* BEGIN Extract to read *
It would be very interesting to see whether the models could be tuned to explain the 20th century climate without CO2 being a greenhouse gas, without setting the parameters to physically unrealistic values.”That might be an interesting new task for Richard Millar. He was searching for climate models with a equilibrium climate sensitivity between 1.5 and 2°C because he thought that the research with simple statistical energy balance models suggested such values. We now know that the raw results of these energy balance models are biased too low and their actual estimates may even be higher than average.

http://variable-variability.blogspot.com/2016/07/climate-sensitivity-energy-balance-models.html

Thus Millar’s original question is now less relevant. (Producing models with a high climate sensitivity is easy.)

I wonder with Physics, what forcing the climate models would work with to produce any warming? Or do you see a way to flip the natural cooling into a warming signal with some bizarre parameters?

Dikran Marsupial says:

The code for several of the models is in the public domain, so the only things that stand in the way of performing the experiment is the computational expense (I suspect that there is probably a skeptic academic with access to a HPCYou can reduce the computational power with a trick: by training a statistical model on a small number of climate model runs. When you find potentially working parameter sets this way, you can use them in the original model and see how it behaves.

I cannot find it any more, but I noticed some time ago a “prominent” UK mitigation sceptic who complained to Tamsin Edwards about wasting tax payer money working on such climate model emulators. They really have no clue what they are talking about, otherwise they would have welcomed this kind of research to test the limits of physical climate models (under the generous assumption they actually doubt the science, not the political solutions).
* END Extract to read *
* BEGIN Material provided *
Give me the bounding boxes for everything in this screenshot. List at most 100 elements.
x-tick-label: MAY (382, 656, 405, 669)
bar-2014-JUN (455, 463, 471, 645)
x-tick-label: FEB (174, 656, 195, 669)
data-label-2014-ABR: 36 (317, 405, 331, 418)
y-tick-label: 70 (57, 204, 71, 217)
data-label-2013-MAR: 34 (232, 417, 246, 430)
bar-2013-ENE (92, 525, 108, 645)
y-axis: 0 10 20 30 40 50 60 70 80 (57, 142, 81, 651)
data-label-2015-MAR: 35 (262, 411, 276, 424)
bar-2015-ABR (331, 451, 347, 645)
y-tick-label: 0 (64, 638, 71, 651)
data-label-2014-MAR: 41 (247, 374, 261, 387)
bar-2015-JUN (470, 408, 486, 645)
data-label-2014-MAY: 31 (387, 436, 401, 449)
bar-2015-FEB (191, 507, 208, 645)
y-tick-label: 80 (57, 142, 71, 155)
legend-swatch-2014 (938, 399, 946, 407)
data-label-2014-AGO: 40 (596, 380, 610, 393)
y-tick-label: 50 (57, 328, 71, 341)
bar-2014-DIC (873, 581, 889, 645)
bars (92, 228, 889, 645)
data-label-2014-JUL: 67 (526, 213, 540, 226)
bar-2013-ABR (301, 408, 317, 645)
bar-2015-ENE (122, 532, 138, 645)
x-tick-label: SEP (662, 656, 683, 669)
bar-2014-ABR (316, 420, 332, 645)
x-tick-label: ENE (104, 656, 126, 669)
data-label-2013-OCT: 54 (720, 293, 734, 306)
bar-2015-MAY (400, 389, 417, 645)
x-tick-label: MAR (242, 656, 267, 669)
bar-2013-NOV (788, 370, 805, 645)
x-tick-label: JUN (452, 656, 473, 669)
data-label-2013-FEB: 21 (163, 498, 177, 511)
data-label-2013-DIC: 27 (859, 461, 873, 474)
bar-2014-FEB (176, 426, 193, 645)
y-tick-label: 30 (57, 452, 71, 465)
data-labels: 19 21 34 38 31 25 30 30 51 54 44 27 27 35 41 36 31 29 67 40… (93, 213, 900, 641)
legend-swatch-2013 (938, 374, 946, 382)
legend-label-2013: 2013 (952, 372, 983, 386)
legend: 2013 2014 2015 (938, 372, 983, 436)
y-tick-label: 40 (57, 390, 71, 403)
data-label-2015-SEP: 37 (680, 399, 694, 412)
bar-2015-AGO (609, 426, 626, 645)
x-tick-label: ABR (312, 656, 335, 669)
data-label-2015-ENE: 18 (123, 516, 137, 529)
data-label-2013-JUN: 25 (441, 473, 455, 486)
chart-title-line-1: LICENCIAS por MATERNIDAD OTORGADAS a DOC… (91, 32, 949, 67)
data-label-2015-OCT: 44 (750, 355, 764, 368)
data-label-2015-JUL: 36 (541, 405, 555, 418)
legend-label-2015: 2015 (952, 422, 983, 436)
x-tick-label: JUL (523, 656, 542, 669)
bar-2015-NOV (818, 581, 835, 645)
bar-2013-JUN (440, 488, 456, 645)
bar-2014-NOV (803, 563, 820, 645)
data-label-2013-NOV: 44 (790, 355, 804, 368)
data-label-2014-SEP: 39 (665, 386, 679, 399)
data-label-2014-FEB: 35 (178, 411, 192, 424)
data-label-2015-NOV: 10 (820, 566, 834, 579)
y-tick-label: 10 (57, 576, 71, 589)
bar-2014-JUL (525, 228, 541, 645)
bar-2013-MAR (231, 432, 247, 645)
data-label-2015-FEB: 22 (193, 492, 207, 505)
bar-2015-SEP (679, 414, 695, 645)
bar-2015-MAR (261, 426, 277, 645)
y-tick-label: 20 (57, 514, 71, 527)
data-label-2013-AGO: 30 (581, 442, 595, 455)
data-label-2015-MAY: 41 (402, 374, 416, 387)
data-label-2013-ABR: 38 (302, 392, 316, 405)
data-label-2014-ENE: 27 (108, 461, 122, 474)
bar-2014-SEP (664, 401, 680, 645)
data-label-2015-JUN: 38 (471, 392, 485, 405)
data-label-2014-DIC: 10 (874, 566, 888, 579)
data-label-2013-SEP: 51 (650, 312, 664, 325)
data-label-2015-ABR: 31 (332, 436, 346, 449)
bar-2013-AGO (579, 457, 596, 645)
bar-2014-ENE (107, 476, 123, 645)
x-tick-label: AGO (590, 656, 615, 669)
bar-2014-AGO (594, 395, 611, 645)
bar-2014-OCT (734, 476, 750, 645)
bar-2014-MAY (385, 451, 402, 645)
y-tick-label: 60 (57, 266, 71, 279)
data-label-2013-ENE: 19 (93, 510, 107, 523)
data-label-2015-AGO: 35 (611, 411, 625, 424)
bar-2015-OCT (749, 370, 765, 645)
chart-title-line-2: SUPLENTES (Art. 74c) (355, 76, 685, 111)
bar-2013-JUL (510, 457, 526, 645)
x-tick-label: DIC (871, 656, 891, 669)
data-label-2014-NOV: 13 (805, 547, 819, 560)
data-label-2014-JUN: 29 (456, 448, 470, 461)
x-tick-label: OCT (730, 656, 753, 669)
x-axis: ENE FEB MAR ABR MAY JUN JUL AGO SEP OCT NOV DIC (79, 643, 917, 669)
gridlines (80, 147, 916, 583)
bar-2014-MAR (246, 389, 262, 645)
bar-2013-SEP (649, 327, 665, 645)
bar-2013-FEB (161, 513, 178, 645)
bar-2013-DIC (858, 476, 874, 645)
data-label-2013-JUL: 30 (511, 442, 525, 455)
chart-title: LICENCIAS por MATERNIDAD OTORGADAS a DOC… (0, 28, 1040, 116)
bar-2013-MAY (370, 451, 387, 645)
* END Material provided *
Required tasks:
**A.** Can you summarize the climate model discussion above in two sentences?
**B.** Can you extract the passage of the climate model discussion from "The code for" to "how it behaves." word for word?

Final answers:
**A.** Richard Millar looked for climate models with an equilibrium climate sensitivity between 1.5 and 2°C because simple energy balance models seemed to suggest such values, but the raw results of those models are now known to be biased too low, so his original question is less relevant. The computing cost of tuning climate models can be reduced by training a statistical model on a small number of climate model runs and then checking promising parameter sets in the original model, and a UK mitigation skeptic who complained about spending tax money on such emulators is said to have no clue.

**B.**
The code for several of the models is in the public domain, so the only things that stand in the way of performing the experiment is the computational expense (I suspect that there is probably a skeptic academic with access to a HPCYou can reduce the computational power with a trick: by training a statistical model on a small number of climate model runs. When you find potentially working parameter sets this way, you can use them in the original model and see how it behaves.